**PROBLEM TO WORK ON**
Look over the entries that follow and work out how many lines contain "JSON". State the number only.

**GIVEN RECORDS**
(begin)

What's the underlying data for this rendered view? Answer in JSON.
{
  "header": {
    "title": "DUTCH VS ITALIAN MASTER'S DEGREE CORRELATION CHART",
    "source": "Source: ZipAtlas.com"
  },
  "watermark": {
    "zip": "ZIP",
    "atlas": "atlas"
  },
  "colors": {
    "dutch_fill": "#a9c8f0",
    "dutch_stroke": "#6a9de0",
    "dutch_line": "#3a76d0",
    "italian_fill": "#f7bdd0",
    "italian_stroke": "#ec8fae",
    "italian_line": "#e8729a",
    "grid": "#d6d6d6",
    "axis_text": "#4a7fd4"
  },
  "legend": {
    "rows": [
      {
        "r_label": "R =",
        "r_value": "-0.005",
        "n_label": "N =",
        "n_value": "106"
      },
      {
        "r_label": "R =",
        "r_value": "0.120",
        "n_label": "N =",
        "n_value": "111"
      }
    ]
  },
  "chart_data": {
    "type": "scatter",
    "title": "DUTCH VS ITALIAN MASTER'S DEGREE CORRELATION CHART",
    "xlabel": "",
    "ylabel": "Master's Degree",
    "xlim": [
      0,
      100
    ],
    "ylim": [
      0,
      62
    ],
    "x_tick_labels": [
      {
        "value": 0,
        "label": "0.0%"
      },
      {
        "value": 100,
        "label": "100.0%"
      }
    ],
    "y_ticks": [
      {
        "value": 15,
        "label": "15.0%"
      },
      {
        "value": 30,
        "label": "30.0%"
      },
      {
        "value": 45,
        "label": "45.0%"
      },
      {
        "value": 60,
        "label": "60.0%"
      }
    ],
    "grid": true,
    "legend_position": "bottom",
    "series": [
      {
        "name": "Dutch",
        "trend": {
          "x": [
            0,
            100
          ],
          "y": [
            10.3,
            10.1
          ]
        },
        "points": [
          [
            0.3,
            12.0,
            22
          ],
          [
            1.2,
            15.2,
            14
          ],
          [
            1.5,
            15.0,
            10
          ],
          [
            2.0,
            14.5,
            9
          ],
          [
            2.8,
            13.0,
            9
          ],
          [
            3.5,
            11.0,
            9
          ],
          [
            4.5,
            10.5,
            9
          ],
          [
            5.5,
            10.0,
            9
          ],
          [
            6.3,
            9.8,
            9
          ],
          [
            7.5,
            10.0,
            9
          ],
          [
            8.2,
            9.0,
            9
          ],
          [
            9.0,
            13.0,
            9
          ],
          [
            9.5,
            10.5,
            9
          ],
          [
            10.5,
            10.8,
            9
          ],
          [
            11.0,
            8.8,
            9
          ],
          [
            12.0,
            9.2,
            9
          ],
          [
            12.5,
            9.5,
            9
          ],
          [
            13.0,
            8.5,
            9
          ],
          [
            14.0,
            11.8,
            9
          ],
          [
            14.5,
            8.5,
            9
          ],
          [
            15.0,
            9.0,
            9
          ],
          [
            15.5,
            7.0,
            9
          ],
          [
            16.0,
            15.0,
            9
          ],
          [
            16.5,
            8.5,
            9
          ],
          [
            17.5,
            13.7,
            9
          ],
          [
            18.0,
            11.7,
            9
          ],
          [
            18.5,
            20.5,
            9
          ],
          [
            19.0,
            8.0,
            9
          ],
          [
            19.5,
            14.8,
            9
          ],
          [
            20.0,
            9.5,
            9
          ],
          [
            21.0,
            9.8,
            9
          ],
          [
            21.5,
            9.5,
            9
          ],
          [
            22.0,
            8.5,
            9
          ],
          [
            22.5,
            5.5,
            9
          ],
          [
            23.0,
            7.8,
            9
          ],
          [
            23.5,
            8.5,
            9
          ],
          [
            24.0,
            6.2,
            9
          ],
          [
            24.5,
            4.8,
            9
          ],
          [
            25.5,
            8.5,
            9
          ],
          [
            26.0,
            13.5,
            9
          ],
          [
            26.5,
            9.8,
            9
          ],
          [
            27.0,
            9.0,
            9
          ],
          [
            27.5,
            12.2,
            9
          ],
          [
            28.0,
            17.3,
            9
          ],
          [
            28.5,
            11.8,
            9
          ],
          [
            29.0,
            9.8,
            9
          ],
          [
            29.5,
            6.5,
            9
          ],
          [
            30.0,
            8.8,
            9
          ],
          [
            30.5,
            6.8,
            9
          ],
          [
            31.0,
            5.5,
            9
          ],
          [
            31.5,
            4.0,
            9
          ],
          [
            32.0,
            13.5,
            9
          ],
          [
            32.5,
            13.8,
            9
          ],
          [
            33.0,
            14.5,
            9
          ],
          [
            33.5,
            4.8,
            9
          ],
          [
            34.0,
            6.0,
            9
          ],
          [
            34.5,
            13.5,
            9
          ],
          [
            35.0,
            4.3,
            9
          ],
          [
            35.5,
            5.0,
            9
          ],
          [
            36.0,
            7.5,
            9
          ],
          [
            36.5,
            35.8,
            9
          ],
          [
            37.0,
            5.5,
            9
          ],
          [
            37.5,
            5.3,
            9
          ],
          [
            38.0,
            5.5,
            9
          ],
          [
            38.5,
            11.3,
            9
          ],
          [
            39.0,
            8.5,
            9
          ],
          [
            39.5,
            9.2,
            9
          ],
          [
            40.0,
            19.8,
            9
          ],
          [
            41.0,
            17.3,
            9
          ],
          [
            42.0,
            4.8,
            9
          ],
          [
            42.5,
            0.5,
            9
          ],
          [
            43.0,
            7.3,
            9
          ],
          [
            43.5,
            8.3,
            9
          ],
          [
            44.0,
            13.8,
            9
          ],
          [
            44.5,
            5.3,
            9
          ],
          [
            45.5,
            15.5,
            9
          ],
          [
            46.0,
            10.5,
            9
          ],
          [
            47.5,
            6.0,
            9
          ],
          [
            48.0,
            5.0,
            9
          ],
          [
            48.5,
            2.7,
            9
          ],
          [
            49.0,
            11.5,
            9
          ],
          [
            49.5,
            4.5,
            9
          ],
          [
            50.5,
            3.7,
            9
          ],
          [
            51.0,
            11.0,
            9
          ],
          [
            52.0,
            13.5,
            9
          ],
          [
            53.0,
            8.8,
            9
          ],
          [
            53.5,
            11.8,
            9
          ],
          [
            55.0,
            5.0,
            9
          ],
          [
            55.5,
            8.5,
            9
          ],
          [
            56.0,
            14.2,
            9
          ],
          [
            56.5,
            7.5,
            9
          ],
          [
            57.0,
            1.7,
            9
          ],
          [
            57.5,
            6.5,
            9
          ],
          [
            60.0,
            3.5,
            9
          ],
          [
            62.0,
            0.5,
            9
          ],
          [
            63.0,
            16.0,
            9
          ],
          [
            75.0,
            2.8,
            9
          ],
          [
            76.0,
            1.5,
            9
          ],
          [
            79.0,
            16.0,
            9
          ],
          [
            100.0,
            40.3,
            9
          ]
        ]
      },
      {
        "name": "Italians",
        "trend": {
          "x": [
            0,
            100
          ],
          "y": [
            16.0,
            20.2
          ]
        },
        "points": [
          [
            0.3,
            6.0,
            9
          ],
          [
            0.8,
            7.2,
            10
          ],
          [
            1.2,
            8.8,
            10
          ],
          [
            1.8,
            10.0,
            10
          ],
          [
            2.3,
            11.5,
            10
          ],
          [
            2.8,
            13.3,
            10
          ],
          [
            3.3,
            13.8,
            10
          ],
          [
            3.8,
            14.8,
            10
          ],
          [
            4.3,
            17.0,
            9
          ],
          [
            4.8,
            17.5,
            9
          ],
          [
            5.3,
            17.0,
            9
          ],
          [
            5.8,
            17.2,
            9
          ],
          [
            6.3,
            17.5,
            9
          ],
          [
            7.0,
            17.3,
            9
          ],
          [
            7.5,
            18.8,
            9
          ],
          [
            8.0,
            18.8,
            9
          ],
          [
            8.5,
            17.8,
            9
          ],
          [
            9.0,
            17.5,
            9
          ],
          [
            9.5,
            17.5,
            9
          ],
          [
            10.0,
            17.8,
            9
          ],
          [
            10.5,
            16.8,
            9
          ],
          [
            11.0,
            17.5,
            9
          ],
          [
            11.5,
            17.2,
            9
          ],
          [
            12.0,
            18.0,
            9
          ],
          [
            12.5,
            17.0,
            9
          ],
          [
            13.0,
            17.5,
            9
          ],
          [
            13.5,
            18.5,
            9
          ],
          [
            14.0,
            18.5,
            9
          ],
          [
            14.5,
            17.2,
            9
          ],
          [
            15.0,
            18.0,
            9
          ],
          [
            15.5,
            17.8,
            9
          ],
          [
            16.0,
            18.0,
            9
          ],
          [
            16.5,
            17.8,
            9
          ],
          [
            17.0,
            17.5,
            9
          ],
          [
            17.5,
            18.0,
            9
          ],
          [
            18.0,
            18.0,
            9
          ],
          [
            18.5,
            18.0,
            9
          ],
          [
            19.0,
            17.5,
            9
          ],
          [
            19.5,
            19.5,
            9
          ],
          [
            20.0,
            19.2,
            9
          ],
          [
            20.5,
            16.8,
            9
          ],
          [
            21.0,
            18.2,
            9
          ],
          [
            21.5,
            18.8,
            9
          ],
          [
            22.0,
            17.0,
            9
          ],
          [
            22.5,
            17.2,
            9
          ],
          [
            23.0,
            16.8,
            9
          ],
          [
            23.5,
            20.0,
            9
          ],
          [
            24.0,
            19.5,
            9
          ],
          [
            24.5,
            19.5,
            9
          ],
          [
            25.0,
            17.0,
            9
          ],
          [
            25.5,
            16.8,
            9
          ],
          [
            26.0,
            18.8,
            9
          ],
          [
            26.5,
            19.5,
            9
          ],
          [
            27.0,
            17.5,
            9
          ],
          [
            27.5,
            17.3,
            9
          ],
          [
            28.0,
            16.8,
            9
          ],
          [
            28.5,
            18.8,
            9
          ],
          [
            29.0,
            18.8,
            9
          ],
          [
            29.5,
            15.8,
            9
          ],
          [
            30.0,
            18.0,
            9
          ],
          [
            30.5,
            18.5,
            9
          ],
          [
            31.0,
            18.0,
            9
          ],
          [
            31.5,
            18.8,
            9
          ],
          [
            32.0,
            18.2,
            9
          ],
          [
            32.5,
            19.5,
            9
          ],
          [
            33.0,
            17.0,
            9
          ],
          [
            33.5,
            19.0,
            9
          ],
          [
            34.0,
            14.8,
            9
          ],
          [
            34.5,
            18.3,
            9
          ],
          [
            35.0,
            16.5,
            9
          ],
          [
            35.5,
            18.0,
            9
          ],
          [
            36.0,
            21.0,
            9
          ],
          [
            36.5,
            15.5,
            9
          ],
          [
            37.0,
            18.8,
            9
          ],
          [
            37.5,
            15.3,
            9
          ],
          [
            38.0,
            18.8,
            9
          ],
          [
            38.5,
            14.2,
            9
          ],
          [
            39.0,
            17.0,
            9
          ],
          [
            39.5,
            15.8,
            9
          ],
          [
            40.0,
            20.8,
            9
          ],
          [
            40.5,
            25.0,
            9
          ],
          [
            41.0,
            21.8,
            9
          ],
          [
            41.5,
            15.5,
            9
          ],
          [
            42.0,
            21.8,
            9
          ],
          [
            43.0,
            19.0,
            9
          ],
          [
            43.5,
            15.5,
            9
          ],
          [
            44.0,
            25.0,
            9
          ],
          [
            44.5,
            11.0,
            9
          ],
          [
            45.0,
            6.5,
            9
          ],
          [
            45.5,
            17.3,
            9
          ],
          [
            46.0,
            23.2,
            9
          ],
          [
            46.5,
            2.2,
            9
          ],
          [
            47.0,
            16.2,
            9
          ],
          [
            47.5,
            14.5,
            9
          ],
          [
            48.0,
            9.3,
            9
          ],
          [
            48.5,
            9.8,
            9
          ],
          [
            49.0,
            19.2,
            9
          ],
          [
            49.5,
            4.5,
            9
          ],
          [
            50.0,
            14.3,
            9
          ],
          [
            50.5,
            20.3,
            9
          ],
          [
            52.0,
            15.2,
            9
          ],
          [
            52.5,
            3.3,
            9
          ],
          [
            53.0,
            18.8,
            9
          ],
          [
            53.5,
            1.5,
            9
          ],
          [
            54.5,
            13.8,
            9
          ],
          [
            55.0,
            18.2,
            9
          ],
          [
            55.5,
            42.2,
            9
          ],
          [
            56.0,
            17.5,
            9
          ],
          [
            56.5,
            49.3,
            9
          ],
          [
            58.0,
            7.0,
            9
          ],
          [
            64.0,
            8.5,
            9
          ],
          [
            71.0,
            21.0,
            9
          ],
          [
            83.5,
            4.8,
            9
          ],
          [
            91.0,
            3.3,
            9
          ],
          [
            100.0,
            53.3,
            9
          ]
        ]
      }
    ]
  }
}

(end)
(begin)

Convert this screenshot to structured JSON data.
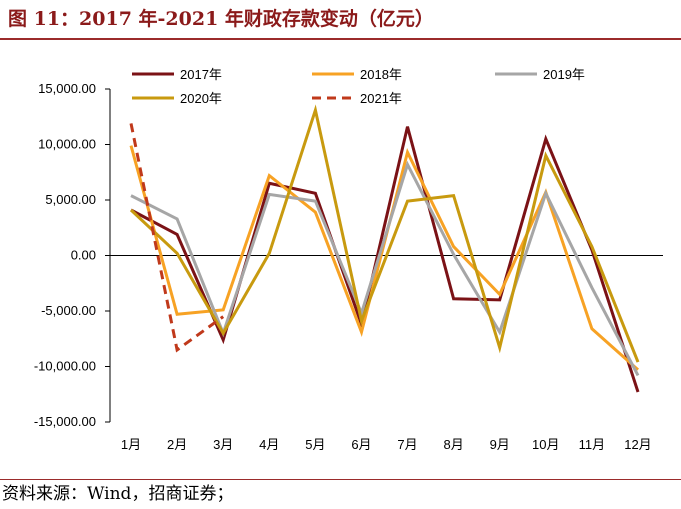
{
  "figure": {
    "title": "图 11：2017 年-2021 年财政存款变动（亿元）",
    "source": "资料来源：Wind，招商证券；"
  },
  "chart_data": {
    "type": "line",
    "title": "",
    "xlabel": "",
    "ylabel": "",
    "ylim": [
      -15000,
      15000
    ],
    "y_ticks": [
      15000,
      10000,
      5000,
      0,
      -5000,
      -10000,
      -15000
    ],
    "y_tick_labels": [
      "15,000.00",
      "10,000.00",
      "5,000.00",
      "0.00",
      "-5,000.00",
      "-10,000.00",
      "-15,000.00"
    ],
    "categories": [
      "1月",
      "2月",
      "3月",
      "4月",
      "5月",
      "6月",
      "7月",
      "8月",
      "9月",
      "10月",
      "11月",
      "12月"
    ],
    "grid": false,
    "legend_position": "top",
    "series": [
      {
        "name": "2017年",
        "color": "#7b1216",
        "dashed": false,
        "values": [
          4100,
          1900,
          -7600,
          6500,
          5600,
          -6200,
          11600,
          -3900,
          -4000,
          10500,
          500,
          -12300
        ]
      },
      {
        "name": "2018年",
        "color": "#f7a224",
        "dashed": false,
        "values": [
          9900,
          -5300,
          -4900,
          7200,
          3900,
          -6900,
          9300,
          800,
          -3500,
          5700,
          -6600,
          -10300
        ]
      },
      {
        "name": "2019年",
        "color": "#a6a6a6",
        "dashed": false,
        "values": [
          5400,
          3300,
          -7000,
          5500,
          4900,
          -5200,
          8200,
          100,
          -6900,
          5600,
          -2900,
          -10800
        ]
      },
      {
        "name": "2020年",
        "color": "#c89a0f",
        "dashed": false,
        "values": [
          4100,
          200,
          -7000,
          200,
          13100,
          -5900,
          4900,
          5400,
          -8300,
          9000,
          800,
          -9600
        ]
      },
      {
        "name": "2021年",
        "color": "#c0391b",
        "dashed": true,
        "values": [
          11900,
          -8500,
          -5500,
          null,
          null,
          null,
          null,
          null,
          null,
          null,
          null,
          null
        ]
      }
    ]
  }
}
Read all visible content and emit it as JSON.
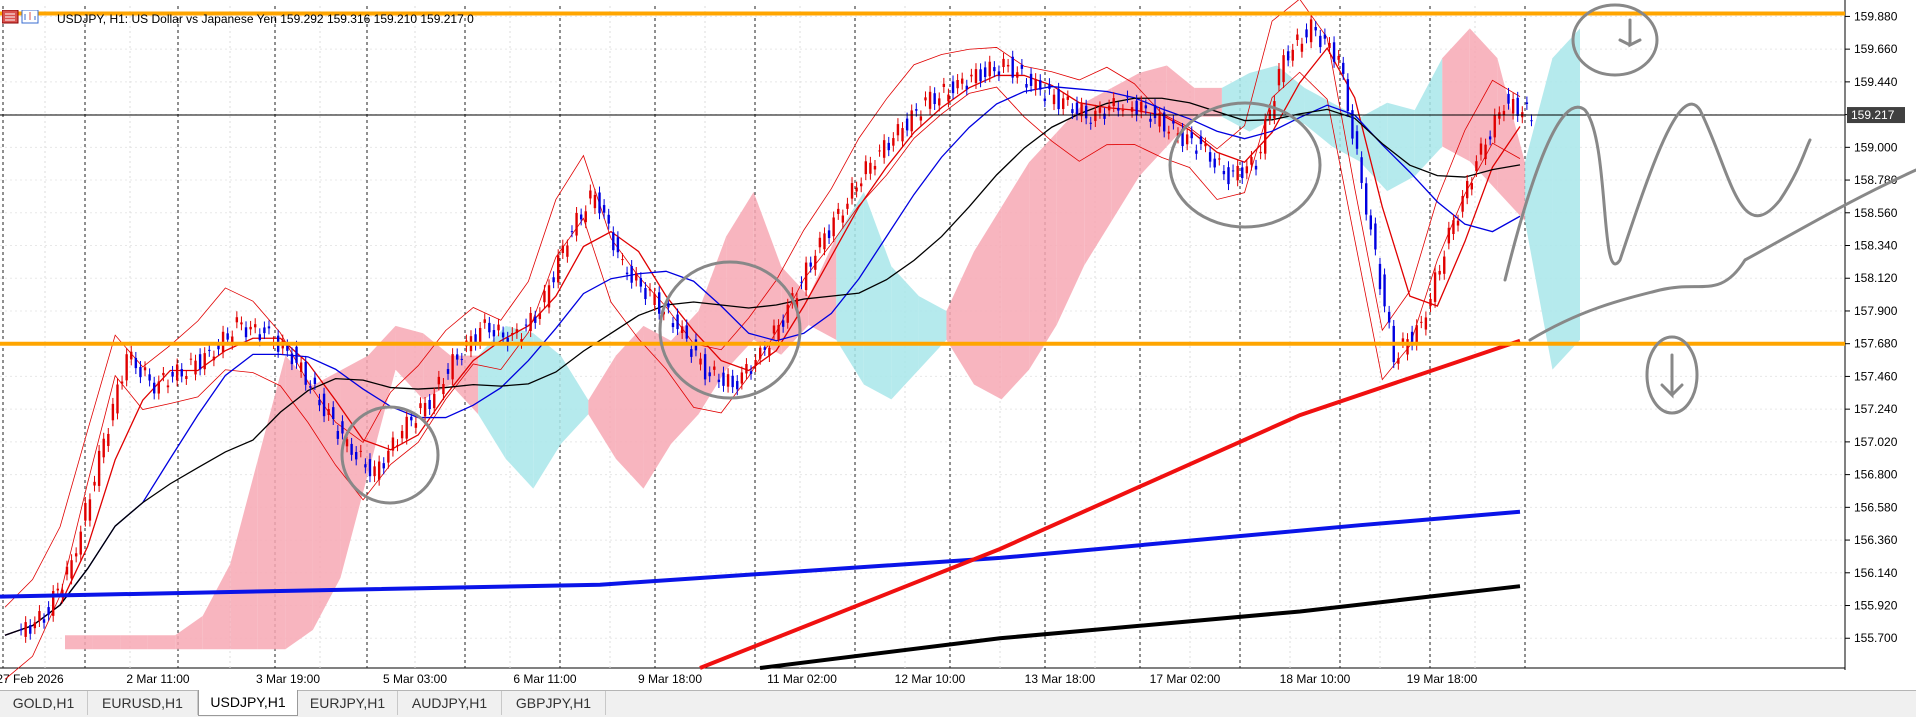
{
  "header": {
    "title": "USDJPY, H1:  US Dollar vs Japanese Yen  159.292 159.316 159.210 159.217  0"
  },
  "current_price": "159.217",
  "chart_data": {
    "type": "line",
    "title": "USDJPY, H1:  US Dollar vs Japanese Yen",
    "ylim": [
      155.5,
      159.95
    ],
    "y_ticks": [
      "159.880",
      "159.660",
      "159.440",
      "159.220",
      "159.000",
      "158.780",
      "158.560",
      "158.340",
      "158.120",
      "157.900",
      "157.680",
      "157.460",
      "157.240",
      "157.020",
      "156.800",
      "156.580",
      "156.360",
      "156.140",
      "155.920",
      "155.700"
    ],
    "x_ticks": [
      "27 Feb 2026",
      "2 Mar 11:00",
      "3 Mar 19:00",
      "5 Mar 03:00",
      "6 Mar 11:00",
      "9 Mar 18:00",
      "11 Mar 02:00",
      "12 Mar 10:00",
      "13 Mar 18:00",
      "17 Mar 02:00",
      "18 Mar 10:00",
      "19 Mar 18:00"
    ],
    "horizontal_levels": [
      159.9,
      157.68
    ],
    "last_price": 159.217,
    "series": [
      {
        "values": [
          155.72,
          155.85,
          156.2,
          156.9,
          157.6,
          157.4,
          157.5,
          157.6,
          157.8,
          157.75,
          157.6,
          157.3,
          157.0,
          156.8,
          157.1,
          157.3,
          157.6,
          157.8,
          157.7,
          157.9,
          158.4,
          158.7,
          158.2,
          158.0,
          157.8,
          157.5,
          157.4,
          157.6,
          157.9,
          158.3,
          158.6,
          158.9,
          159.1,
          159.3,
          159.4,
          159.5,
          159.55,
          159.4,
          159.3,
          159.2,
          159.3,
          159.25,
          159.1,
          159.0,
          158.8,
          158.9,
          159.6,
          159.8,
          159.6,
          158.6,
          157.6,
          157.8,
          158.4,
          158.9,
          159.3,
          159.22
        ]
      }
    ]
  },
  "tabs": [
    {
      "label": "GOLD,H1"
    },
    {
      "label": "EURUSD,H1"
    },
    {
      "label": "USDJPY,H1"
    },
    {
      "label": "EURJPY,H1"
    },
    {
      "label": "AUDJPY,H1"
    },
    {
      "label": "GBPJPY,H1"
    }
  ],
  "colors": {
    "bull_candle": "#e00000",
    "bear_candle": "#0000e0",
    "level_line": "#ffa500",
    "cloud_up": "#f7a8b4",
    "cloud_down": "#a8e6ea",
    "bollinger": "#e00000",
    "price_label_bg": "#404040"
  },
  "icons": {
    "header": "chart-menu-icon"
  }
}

(end)

**THE RESPONSE**
3